- [WHAT YOU WILL DO]:
Collect each line of the entries that holds the string "Lançamento".

--- Begin ---

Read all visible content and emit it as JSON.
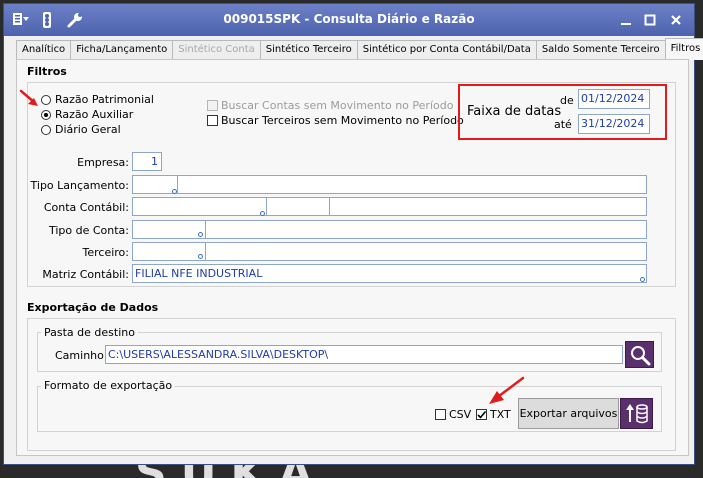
{
  "window": {
    "title": "009015SPK - Consulta Diário e Razão"
  },
  "tabs": [
    {
      "label": "Analítico"
    },
    {
      "label": "Ficha/Lançamento"
    },
    {
      "label": "Sintético Conta"
    },
    {
      "label": "Sintético Terceiro"
    },
    {
      "label": "Sintético por Conta Contábil/Data"
    },
    {
      "label": "Saldo Somente Terceiro"
    },
    {
      "label": "Filtros"
    }
  ],
  "filtros": {
    "title": "Filtros",
    "radios": [
      {
        "label": "Razão Patrimonial",
        "selected": false
      },
      {
        "label": "Razão Auxiliar",
        "selected": true
      },
      {
        "label": "Diário Geral",
        "selected": false
      }
    ],
    "checks": [
      {
        "label": "Buscar Contas sem Movimento no Período",
        "checked": false,
        "enabled": false
      },
      {
        "label": "Buscar Terceiros sem Movimento no Período",
        "checked": false,
        "enabled": true
      }
    ],
    "faixa": {
      "label": "Faixa de datas",
      "de_label": "de",
      "de_value": "01/12/2024",
      "ate_label": "até",
      "ate_value": "31/12/2024"
    },
    "empresa": {
      "label": "Empresa:",
      "value": "1"
    },
    "tipo_lancamento": {
      "label": "Tipo Lançamento:",
      "value": ""
    },
    "conta_contabil": {
      "label": "Conta Contábil:",
      "value": ""
    },
    "tipo_conta": {
      "label": "Tipo de Conta:",
      "value": ""
    },
    "terceiro": {
      "label": "Terceiro:",
      "value": ""
    },
    "matriz_contabil": {
      "label": "Matriz Contábil:",
      "value": "FILIAL NFE INDUSTRIAL"
    }
  },
  "exportacao": {
    "title": "Exportação de Dados",
    "pasta": {
      "legend": "Pasta de destino",
      "caminho_label": "Caminho:",
      "caminho_value": "C:\\USERS\\ALESSANDRA.SILVA\\DESKTOP\\"
    },
    "formato": {
      "legend": "Formato de exportação",
      "csv": {
        "label": "CSV",
        "checked": false
      },
      "txt": {
        "label": "TXT",
        "checked": true
      },
      "button_label": "Exportar arquivos"
    }
  },
  "colors": {
    "title_bar": "#5a6fbb",
    "accent_red": "#e11c1c",
    "field_text": "#1e3da8",
    "purple_button": "#5b2e6e"
  }
}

--- End ---

- [TASK ANSWER]:
      "label": "Ficha/Lançamento"
      "label": "Tipo Lançamento:",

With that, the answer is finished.